**Problem to work on**. Search the records for the word "ylabel" and report each line that has it.

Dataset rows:
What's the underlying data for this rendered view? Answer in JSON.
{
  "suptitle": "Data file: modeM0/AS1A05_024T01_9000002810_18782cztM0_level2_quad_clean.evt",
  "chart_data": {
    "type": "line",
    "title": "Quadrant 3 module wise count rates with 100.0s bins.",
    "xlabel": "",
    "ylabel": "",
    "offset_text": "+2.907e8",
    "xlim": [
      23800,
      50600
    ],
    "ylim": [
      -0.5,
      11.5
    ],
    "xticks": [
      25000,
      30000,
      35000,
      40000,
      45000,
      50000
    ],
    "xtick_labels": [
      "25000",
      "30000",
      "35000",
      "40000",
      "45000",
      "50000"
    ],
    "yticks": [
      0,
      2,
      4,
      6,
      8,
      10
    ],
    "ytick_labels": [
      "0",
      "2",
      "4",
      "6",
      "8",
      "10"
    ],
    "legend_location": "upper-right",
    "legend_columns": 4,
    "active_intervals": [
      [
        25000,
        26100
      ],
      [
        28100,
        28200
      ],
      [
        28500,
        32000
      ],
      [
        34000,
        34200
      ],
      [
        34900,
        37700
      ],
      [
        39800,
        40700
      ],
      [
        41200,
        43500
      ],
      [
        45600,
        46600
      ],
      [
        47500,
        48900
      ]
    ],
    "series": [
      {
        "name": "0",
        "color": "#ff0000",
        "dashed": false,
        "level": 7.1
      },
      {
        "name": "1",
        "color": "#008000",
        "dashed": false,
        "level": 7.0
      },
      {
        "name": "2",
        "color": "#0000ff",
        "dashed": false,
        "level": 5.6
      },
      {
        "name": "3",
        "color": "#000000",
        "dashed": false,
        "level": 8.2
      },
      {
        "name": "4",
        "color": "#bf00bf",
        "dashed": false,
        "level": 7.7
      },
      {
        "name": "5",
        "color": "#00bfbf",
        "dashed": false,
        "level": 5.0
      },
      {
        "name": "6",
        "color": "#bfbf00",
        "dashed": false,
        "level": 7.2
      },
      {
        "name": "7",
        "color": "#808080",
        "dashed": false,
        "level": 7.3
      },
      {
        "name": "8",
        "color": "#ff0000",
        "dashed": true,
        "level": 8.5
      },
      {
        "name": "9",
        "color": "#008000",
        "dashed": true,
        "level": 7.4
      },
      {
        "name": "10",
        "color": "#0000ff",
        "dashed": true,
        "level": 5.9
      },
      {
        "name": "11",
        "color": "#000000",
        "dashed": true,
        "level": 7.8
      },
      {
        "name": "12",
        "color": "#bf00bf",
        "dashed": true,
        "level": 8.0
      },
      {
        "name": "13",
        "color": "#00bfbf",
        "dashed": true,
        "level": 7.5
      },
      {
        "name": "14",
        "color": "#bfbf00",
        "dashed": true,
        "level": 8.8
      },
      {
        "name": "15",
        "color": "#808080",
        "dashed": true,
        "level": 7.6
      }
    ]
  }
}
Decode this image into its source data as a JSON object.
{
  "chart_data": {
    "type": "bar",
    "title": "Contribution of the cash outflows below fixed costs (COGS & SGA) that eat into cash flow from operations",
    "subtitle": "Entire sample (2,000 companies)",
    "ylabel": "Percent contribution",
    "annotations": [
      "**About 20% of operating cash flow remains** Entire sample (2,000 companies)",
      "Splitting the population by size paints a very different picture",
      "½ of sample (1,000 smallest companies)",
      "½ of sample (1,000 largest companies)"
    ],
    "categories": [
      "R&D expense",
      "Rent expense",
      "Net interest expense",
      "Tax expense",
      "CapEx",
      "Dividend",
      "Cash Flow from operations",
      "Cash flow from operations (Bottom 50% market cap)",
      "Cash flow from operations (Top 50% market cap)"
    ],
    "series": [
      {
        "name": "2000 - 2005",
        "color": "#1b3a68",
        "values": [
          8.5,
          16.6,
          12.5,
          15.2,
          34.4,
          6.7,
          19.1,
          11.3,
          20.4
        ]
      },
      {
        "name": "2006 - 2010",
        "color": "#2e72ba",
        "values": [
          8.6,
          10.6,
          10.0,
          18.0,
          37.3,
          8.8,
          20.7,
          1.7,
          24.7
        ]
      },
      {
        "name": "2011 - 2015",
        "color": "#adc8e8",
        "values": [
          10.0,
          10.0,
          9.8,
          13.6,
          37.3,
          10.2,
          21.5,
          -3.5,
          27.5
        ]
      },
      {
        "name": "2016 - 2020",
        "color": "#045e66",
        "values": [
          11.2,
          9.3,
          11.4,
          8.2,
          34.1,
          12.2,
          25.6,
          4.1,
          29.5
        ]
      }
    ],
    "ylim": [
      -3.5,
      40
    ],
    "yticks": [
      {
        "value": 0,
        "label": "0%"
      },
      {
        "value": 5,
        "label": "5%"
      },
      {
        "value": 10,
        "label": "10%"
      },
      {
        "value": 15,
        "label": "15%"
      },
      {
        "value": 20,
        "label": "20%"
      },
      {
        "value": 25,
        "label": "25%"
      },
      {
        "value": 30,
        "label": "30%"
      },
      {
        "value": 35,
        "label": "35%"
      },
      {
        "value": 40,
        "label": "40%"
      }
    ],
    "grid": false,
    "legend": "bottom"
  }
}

**Output of the exercise**.
    "ylabel": "",
    "ylabel": "Percent contribution",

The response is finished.